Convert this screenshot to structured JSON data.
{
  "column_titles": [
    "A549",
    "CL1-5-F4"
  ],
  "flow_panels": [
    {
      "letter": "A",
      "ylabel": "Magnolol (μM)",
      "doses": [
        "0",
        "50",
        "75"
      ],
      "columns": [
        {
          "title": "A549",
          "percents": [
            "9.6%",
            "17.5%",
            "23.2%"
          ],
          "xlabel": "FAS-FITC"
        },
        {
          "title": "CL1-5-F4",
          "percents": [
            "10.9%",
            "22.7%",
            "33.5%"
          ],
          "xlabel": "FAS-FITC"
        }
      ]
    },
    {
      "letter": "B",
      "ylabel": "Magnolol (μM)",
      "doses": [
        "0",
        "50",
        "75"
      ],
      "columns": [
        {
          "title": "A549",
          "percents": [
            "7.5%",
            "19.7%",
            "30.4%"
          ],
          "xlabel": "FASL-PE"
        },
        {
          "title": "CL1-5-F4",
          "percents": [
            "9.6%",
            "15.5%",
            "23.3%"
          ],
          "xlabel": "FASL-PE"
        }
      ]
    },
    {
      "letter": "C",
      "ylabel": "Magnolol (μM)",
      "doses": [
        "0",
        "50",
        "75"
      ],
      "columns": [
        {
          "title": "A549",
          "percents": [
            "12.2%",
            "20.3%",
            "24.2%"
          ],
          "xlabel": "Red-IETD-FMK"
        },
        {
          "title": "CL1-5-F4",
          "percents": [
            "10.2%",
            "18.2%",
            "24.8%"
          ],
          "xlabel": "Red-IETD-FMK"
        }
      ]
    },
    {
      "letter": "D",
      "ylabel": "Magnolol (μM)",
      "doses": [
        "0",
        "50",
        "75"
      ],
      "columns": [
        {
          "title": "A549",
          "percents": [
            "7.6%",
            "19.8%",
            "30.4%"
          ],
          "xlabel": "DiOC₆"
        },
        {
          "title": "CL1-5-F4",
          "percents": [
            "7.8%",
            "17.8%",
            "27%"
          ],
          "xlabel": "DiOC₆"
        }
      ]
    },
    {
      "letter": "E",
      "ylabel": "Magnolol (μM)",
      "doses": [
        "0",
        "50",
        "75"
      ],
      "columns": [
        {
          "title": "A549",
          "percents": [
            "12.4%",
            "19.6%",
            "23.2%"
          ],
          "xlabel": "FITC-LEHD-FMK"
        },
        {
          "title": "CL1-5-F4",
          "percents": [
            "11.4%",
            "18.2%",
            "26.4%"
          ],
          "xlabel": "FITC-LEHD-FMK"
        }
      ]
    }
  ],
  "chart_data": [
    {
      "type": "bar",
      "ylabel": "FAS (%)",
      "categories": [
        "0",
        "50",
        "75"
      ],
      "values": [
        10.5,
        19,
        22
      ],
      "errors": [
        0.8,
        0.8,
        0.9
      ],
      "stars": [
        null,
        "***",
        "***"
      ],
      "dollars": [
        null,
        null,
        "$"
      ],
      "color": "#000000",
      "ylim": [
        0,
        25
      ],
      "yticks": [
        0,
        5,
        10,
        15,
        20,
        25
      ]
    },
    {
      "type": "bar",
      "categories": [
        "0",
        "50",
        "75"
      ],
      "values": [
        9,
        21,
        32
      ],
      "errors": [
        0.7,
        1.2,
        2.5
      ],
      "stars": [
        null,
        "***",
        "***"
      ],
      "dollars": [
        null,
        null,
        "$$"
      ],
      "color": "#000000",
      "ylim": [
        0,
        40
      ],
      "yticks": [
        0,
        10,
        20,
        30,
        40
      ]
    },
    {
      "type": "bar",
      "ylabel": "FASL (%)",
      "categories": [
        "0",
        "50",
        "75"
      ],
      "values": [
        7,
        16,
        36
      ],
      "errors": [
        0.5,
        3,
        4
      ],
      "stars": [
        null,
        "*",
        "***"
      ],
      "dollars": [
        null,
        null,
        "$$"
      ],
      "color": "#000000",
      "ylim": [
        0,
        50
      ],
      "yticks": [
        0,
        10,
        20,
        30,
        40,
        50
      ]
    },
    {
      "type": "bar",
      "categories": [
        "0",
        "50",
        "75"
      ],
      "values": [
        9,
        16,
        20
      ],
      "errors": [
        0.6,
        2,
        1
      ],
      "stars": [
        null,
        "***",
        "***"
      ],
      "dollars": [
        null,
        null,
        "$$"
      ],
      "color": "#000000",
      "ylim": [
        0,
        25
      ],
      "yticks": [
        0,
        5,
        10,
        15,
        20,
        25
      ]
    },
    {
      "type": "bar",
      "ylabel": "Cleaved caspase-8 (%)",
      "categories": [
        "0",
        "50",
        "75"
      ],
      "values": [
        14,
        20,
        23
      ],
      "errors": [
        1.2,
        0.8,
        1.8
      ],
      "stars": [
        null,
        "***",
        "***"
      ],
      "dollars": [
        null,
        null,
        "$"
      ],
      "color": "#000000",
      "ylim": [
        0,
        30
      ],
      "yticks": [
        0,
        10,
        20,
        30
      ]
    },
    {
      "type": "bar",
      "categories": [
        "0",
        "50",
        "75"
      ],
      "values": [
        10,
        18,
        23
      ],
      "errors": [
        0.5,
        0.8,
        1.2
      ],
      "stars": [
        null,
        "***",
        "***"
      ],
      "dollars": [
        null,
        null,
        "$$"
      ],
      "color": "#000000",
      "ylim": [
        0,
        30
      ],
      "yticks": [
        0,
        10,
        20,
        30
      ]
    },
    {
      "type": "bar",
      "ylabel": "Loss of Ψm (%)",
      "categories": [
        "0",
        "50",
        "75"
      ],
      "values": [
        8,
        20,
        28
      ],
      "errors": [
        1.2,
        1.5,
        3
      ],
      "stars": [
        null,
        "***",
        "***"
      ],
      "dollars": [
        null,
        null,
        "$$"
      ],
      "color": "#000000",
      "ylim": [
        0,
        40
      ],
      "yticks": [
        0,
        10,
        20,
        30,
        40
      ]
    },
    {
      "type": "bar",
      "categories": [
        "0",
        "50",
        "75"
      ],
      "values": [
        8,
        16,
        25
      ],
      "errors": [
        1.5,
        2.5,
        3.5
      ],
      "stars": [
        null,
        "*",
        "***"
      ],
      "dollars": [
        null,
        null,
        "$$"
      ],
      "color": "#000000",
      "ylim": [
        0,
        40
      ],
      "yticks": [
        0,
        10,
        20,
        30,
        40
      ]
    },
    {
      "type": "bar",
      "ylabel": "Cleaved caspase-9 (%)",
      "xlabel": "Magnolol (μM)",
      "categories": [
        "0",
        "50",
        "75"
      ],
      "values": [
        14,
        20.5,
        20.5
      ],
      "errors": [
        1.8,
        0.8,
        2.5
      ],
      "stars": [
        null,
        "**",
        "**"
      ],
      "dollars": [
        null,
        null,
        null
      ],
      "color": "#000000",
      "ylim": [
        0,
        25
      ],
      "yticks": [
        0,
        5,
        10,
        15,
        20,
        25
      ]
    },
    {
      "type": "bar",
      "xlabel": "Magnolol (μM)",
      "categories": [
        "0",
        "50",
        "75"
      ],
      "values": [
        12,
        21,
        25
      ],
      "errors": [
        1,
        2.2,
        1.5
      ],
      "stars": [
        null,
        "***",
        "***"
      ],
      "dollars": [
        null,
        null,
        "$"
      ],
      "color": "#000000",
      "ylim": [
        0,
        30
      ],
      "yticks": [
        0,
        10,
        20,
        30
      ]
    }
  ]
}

● ● ●

EXERCISE AIM:
Each line of the material above must be retyped precisely.

COMPLETE ANSWER:
Convert this screenshot to structured JSON data.
{
  "column_titles": [
    "A549",
    "CL1-5-F4"
  ],
  "flow_panels": [
    {
      "letter": "A",
      "ylabel": "Magnolol (μM)",
      "doses": [
        "0",
        "50",
        "75"
      ],
      "columns": [
        {
          "title": "A549",
          "percents": [
            "9.6%",
            "17.5%",
            "23.2%"
          ],
          "xlabel": "FAS-FITC"
        },
        {
          "title": "CL1-5-F4",
          "percents": [
            "10.9%",
            "22.7%",
            "33.5%"
          ],
          "xlabel": "FAS-FITC"
        }
      ]
    },
    {
      "letter": "B",
      "ylabel": "Magnolol (μM)",
      "doses": [
        "0",
        "50",
        "75"
      ],
      "columns": [
        {
          "title": "A549",
          "percents": [
            "7.5%",
            "19.7%",
            "30.4%"
          ],
          "xlabel": "FASL-PE"
        },
        {
          "title": "CL1-5-F4",
          "percents": [
            "9.6%",
            "15.5%",
            "23.3%"
          ],
          "xlabel": "FASL-PE"
        }
      ]
    },
    {
      "letter": "C",
      "ylabel": "Magnolol (μM)",
      "doses": [
        "0",
        "50",
        "75"
      ],
      "columns": [
        {
          "title": "A549",
          "percents": [
            "12.2%",
            "20.3%",
            "24.2%"
          ],
          "xlabel": "Red-IETD-FMK"
        },
        {
          "title": "CL1-5-F4",
          "percents": [
            "10.2%",
            "18.2%",
            "24.8%"
          ],
          "xlabel": "Red-IETD-FMK"
        }
      ]
    },
    {
      "letter": "D",
      "ylabel": "Magnolol (μM)",
      "doses": [
        "0",
        "50",
        "75"
      ],
      "columns": [
        {
          "title": "A549",
          "percents": [
            "7.6%",
            "19.8%",
            "30.4%"
          ],
          "xlabel": "DiOC₆"
        },
        {
          "title": "CL1-5-F4",
          "percents": [
            "7.8%",
            "17.8%",
            "27%"
          ],
          "xlabel": "DiOC₆"
        }
      ]
    },
    {
      "letter": "E",
      "ylabel": "Magnolol (μM)",
      "doses": [
        "0",
        "50",
        "75"
      ],
      "columns": [
        {
          "title": "A549",
          "percents": [
            "12.4%",
            "19.6%",
            "23.2%"
          ],
          "xlabel": "FITC-LEHD-FMK"
        },
        {
          "title": "CL1-5-F4",
          "percents": [
            "11.4%",
            "18.2%",
            "26.4%"
          ],
          "xlabel": "FITC-LEHD-FMK"
        }
      ]
    }
  ],
  "chart_data": [
    {
      "type": "bar",
      "ylabel": "FAS (%)",
      "categories": [
        "0",
        "50",
        "75"
      ],
      "values": [
        10.5,
        19,
        22
      ],
      "errors": [
        0.8,
        0.8,
        0.9
      ],
      "stars": [
        null,
        "***",
        "***"
      ],
      "dollars": [
        null,
        null,
        "$"
      ],
      "color": "#000000",
      "ylim": [
        0,
        25
      ],
      "yticks": [
        0,
        5,
        10,
        15,
        20,
        25
      ]
    },
    {
      "type": "bar",
      "categories": [
        "0",
        "50",
        "75"
      ],
      "values": [
        9,
        21,
        32
      ],
      "errors": [
        0.7,
        1.2,
        2.5
      ],
      "stars": [
        null,
        "***",
        "***"
      ],
      "dollars": [
        null,
        null,
        "$$"
      ],
      "color": "#000000",
      "ylim": [
        0,
        40
      ],
      "yticks": [
        0,
        10,
        20,
        30,
        40
      ]
    },
    {
      "type": "bar",
      "ylabel": "FASL (%)",
      "categories": [
        "0",
        "50",
        "75"
      ],
      "values": [
        7,
        16,
        36
      ],
      "errors": [
        0.5,
        3,
        4
      ],
      "stars": [
        null,
        "*",
        "***"
      ],
      "dollars": [
        null,
        null,
        "$$"
      ],
      "color": "#000000",
      "ylim": [
        0,
        50
      ],
      "yticks": [
        0,
        10,
        20,
        30,
        40,
        50
      ]
    },
    {
      "type": "bar",
      "categories": [
        "0",
        "50",
        "75"
      ],
      "values": [
        9,
        16,
        20
      ],
      "errors": [
        0.6,
        2,
        1
      ],
      "stars": [
        null,
        "***",
        "***"
      ],
      "dollars": [
        null,
        null,
        "$$"
      ],
      "color": "#000000",
      "ylim": [
        0,
        25
      ],
      "yticks": [
        0,
        5,
        10,
        15,
        20,
        25
      ]
    },
    {
      "type": "bar",
      "ylabel": "Cleaved caspase-8 (%)",
      "categories": [
        "0",
        "50",
        "75"
      ],
      "values": [
        14,
        20,
        23
      ],
      "errors": [
        1.2,
        0.8,
        1.8
      ],
      "stars": [
        null,
        "***",
        "***"
      ],
      "dollars": [
        null,
        null,
        "$"
      ],
      "color": "#000000",
      "ylim": [
        0,
        30
      ],
      "yticks": [
        0,
        10,
        20,
        30
      ]
    },
    {
      "type": "bar",
      "categories": [
        "0",
        "50",
        "75"
      ],
      "values": [
        10,
        18,
        23
      ],
      "errors": [
        0.5,
        0.8,
        1.2
      ],
      "stars": [
        null,
        "***",
        "***"
      ],
      "dollars": [
        null,
        null,
        "$$"
      ],
      "color": "#000000",
      "ylim": [
        0,
        30
      ],
      "yticks": [
        0,
        10,
        20,
        30
      ]
    },
    {
      "type": "bar",
      "ylabel": "Loss of Ψm (%)",
      "categories": [
        "0",
        "50",
        "75"
      ],
      "values": [
        8,
        20,
        28
      ],
      "errors": [
        1.2,
        1.5,
        3
      ],
      "stars": [
        null,
        "***",
        "***"
      ],
      "dollars": [
        null,
        null,
        "$$"
      ],
      "color": "#000000",
      "ylim": [
        0,
        40
      ],
      "yticks": [
        0,
        10,
        20,
        30,
        40
      ]
    },
    {
      "type": "bar",
      "categories": [
        "0",
        "50",
        "75"
      ],
      "values": [
        8,
        16,
        25
      ],
      "errors": [
        1.5,
        2.5,
        3.5
      ],
      "stars": [
        null,
        "*",
        "***"
      ],
      "dollars": [
        null,
        null,
        "$$"
      ],
      "color": "#000000",
      "ylim": [
        0,
        40
      ],
      "yticks": [
        0,
        10,
        20,
        30,
        40
      ]
    },
    {
      "type": "bar",
      "ylabel": "Cleaved caspase-9 (%)",
      "xlabel": "Magnolol (μM)",
      "categories": [
        "0",
        "50",
        "75"
      ],
      "values": [
        14,
        20.5,
        20.5
      ],
      "errors": [
        1.8,
        0.8,
        2.5
      ],
      "stars": [
        null,
        "**",
        "**"
      ],
      "dollars": [
        null,
        null,
        null
      ],
      "color": "#000000",
      "ylim": [
        0,
        25
      ],
      "yticks": [
        0,
        5,
        10,
        15,
        20,
        25
      ]
    },
    {
      "type": "bar",
      "xlabel": "Magnolol (μM)",
      "categories": [
        "0",
        "50",
        "75"
      ],
      "values": [
        12,
        21,
        25
      ],
      "errors": [
        1,
        2.2,
        1.5
      ],
      "stars": [
        null,
        "***",
        "***"
      ],
      "dollars": [
        null,
        null,
        "$"
      ],
      "color": "#000000",
      "ylim": [
        0,
        30
      ],
      "yticks": [
        0,
        10,
        20,
        30
      ]
    }
  ]
}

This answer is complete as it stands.